Paul, I agree with your latest post. My problem isn't with the concept of sustainability, and I don't see sustainability and renewability as dichotomous. The main point that I'm making is that "sustainable growth" is an oxymoron. So Gillard's comments on the subject are laughable.

Chained to a speeding train

But why do we NEED growth, Paul? (and note the implied prefix: economic. Isn't personal and social growth more valuable?). We already produce much more than we need. Can't we produce less, but distribute it more equitably? 

 Whaddya know, Jay

 Whaddya know, Jay Somasundaram.

 Where's this suddenly popped up from?

A funny thing on a night where David Suzuki.was intent on puncturing the"
growth" notion, in neoliberalism predicated as we know, on the false concept of eternal abundance, or Cornucopia, whilst being interviewed by Lee Sales on "Latteline", tonight.

 The icing on the cake came with the following "Gruen Report", where they introduced a more panoramic view of oil companies advertising over the last couple of generations. A good laugh had by all as to the "Greenwashing" phenomena in marketing , so rudely exposed by BP's little incontinence vis a vis the Gulf of Mexico spill.

They are no longer "oil companies" but "energy servers" and apart from the profitability of the retailing side of todays servos, oil  companies will advertise anything but, petrol and oil, when they are advertising at all unless they are proclaiming energy "diversification", in their hands something so tokenistic as to provoke laughter.

What is Growth?

Your comments about marketing and pithy phrases is very true, Paul. I don't have any real problems as such with continued development. What I do have a problem is with simplistic terms such as "Growth" (and yes, development). What I think government should be doing is mandating Triple Bottom Line reporting and moving graduatly to taxation system based on it. To some extent, the carbon tax is a simplified form of it, focusing only on carbon emissions. The idea has been around for decades - I think the WA government started doing it and then lost interest. If we had started doing it then, the problems we are trying now to desperately solve wouldn't be there (or be much less serious).

--*--

**Short exercise a:** Reproduce the supplied text in full, word for word.

Part of a data file:
--*--

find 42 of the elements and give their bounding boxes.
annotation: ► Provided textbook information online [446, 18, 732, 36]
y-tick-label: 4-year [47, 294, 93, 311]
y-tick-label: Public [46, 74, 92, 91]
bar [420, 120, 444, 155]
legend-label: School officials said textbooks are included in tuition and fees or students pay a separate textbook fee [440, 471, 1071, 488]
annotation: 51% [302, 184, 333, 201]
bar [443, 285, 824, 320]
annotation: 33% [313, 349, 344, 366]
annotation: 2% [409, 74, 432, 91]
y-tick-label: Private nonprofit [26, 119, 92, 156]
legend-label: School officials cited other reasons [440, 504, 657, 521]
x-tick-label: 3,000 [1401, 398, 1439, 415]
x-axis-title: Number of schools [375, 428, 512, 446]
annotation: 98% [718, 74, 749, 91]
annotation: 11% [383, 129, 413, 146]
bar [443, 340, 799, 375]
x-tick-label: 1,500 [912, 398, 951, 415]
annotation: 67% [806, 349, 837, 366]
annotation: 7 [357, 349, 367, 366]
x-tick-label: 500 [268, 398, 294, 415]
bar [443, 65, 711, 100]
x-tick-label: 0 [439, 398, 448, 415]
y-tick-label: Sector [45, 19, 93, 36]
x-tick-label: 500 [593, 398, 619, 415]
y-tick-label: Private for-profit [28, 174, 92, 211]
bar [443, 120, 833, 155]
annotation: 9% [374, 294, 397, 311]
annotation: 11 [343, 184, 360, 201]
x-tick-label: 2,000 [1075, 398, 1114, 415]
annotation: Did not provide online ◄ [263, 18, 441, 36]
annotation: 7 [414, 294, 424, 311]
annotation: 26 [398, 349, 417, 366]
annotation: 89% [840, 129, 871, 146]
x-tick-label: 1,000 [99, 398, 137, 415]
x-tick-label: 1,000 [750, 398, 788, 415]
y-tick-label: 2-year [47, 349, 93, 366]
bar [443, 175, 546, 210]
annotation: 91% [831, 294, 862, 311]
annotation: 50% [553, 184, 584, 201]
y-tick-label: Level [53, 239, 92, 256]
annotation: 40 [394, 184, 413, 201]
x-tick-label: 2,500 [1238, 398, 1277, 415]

--*--

**Short exercise b:** Rewrite the listing from its first line through the line containing "annotation: 98% [718, 74, 749, 91]", both included, replacing "y-tick-label" with "y-axis-label" and leaving everything else unchanged. Give only those lines.

**Full solution a:**
Paul, I agree with your latest post. My problem isn't with the concept of sustainability, and I don't see sustainability and renewability as dichotomous. The main point that I'm making is that "sustainable growth" is an oxymoron. So Gillard's comments on the subject are laughable.

Chained to a speeding train

But why do we NEED growth, Paul? (and note the implied prefix: economic. Isn't personal and social growth more valuable?). We already produce much more than we need. Can't we produce less, but distribute it more equitably? 

 Whaddya know, Jay

 Whaddya know, Jay Somasundaram.

 Where's this suddenly popped up from?

A funny thing on a night where David Suzuki.was intent on puncturing the"
growth" notion, in neoliberalism predicated as we know, on the false concept of eternal abundance, or Cornucopia, whilst being interviewed by Lee Sales on "Latteline", tonight.

 The icing on the cake came with the following "Gruen Report", where they introduced a more panoramic view of oil companies advertising over the last couple of generations. A good laugh had by all as to the "Greenwashing" phenomena in marketing , so rudely exposed by BP's little incontinence vis a vis the Gulf of Mexico spill.

They are no longer "oil companies" but "energy servers" and apart from the profitability of the retailing side of todays servos, oil  companies will advertise anything but, petrol and oil, when they are advertising at all unless they are proclaiming energy "diversification", in their hands something so tokenistic as to provoke laughter.

What is Growth?

Your comments about marketing and pithy phrases is very true, Paul. I don't have any real problems as such with continued development. What I do have a problem is with simplistic terms such as "Growth" (and yes, development). What I think government should be doing is mandating Triple Bottom Line reporting and moving graduatly to taxation system based on it. To some extent, the carbon tax is a simplified form of it, focusing only on carbon emissions. The idea has been around for decades - I think the WA government started doing it and then lost interest. If we had started doing it then, the problems we are trying now to desperately solve wouldn't be there (or be much less serious).

**Full solution b:**
find 42 of the elements and give their bounding boxes.
annotation: ► Provided textbook information online [446, 18, 732, 36]
y-axis-label: 4-year [47, 294, 93, 311]
y-axis-label: Public [46, 74, 92, 91]
bar [420, 120, 444, 155]
legend-label: School officials said textbooks are included in tuition and fees or students pay a separate textbook fee [440, 471, 1071, 488]
annotation: 51% [302, 184, 333, 201]
bar [443, 285, 824, 320]
annotation: 33% [313, 349, 344, 366]
annotation: 2% [409, 74, 432, 91]
y-axis-label: Private nonprofit [26, 119, 92, 156]
legend-label: School officials cited other reasons [440, 504, 657, 521]
x-tick-label: 3,000 [1401, 398, 1439, 415]
x-axis-title: Number of schools [375, 428, 512, 446]
annotation: 98% [718, 74, 749, 91]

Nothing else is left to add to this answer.